Written task:
Work out how many lines in the entries contain the string "thickness", and give nothing but that number.
===
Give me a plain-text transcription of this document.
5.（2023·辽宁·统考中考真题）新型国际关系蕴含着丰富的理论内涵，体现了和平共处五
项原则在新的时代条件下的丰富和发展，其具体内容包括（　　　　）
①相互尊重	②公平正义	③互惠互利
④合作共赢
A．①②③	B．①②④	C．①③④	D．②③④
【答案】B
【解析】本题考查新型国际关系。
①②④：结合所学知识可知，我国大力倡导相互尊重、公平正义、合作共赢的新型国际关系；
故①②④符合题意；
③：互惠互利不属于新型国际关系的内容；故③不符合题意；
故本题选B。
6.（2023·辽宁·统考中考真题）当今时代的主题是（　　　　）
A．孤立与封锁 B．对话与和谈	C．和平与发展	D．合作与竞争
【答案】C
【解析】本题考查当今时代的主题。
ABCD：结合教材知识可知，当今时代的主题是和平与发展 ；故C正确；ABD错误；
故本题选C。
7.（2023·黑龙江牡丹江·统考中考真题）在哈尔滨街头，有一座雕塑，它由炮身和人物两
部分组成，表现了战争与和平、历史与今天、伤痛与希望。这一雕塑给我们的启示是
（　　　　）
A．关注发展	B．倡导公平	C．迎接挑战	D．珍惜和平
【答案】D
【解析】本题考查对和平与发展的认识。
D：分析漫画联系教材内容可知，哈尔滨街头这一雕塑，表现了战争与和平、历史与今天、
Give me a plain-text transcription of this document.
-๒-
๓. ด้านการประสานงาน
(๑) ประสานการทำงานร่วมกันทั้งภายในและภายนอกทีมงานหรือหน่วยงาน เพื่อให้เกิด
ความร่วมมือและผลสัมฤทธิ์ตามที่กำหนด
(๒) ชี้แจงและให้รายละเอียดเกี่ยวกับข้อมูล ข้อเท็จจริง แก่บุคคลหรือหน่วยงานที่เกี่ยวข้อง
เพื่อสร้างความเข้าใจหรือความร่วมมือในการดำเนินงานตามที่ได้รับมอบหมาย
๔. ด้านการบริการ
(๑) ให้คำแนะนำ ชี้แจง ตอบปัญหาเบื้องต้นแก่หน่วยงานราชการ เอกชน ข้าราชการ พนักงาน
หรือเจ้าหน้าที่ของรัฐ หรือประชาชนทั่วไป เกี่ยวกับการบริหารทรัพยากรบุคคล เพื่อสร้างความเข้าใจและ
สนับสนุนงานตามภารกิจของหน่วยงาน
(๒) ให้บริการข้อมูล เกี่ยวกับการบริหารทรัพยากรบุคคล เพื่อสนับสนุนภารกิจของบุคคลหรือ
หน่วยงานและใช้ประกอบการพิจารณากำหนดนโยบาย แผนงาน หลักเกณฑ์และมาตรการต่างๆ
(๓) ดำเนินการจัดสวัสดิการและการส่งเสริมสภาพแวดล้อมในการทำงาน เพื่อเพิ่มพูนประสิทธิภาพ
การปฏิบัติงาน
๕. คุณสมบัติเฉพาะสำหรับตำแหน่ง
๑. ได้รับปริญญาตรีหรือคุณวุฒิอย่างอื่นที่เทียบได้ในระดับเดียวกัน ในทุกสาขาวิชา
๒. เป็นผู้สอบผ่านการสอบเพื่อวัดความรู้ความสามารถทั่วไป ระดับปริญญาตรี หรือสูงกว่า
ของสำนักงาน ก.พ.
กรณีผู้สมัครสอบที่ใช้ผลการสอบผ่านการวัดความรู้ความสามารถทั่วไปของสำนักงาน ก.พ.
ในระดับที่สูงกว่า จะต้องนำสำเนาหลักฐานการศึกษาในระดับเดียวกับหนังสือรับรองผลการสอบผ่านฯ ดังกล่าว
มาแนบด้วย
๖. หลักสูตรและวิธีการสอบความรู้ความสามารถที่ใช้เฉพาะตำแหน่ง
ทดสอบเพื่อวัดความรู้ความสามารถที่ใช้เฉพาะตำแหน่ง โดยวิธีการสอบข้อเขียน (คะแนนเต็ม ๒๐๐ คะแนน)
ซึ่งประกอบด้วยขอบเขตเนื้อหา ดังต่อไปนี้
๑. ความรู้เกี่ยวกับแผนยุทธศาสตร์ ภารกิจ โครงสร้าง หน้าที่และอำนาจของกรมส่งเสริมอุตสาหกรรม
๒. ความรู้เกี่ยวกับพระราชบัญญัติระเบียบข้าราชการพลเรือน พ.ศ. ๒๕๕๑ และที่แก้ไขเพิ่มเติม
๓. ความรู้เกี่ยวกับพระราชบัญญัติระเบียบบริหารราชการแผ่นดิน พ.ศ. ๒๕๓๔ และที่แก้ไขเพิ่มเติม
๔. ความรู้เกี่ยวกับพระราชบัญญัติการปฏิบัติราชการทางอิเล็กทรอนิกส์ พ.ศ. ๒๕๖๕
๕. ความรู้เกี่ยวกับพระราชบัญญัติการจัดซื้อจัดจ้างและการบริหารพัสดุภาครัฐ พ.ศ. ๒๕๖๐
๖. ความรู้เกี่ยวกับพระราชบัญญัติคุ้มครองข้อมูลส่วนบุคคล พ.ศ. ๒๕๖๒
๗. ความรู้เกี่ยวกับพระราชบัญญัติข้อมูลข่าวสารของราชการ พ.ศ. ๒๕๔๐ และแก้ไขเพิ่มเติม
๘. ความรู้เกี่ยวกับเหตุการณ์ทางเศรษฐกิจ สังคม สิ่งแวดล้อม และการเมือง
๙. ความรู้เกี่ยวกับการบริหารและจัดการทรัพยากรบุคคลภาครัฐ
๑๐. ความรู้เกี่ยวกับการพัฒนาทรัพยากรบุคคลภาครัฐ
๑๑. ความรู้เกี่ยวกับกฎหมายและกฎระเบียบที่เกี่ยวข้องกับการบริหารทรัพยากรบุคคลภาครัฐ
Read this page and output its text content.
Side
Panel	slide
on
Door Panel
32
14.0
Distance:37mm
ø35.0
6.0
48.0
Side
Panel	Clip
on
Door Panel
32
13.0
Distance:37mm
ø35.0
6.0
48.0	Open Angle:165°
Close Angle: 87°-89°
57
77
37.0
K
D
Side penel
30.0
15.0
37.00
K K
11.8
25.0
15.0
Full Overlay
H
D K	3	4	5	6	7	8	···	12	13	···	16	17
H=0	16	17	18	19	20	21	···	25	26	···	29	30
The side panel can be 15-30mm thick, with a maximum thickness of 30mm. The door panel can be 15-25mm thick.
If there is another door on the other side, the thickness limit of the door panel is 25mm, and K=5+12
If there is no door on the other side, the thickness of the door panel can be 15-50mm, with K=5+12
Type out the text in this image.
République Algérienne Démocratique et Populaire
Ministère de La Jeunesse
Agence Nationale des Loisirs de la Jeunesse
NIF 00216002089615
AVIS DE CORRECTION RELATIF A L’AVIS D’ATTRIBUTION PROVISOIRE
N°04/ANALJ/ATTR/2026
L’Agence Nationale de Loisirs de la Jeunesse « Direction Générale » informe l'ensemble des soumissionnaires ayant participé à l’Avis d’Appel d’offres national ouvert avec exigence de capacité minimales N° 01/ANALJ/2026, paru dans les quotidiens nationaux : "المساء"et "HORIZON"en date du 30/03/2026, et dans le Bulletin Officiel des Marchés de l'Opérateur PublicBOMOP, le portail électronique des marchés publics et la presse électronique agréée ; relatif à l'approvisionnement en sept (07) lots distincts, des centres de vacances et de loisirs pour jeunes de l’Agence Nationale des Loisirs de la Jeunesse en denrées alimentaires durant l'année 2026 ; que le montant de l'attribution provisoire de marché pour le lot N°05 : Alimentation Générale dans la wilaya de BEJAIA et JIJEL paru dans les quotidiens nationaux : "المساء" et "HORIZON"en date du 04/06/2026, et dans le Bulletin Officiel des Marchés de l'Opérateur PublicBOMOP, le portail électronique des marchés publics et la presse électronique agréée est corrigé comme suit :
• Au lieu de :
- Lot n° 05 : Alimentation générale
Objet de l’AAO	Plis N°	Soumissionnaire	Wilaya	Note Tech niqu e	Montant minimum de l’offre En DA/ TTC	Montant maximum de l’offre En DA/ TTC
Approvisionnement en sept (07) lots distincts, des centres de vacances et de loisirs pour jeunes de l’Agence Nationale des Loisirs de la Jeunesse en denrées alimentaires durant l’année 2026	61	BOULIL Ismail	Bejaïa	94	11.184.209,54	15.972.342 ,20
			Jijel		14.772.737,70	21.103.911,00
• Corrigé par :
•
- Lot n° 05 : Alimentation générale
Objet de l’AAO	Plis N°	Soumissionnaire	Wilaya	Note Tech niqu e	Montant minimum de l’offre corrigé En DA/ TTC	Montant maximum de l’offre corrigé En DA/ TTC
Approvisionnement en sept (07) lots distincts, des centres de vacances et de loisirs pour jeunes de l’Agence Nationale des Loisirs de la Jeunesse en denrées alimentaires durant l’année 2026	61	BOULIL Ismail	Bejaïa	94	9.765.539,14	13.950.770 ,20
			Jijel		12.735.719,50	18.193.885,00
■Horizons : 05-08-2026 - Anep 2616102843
===
Response to the exercise:
3